**GIVEN PROBLEM:** Reproduce each of the entries below, substituting "coordinates in pixels" for "pixel coordinates" and leaving all other text unchanged.

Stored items
— START —

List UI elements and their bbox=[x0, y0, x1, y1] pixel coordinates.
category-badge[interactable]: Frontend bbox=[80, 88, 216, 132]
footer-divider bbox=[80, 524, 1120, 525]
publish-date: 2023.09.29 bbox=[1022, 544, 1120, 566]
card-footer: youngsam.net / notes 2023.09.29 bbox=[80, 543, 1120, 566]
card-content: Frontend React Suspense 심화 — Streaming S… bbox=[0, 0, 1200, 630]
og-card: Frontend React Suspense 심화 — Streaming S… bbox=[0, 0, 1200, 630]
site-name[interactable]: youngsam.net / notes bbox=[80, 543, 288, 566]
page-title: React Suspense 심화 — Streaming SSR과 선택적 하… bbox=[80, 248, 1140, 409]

— END —

**OUTPUT OF THE TASK:**
List UI elements and their bbox=[x0, y0, x1, y1] coordinates in pixels.
category-badge[interactable]: Frontend bbox=[80, 88, 216, 132]
footer-divider bbox=[80, 524, 1120, 525]
publish-date: 2023.09.29 bbox=[1022, 544, 1120, 566]
card-footer: youngsam.net / notes 2023.09.29 bbox=[80, 543, 1120, 566]
card-content: Frontend React Suspense 심화 — Streaming S… bbox=[0, 0, 1200, 630]
og-card: Frontend React Suspense 심화 — Streaming S… bbox=[0, 0, 1200, 630]
site-name[interactable]: youngsam.net / notes bbox=[80, 543, 288, 566]
page-title: React Suspense 심화 — Streaming SSR과 선택적 하… bbox=[80, 248, 1140, 409]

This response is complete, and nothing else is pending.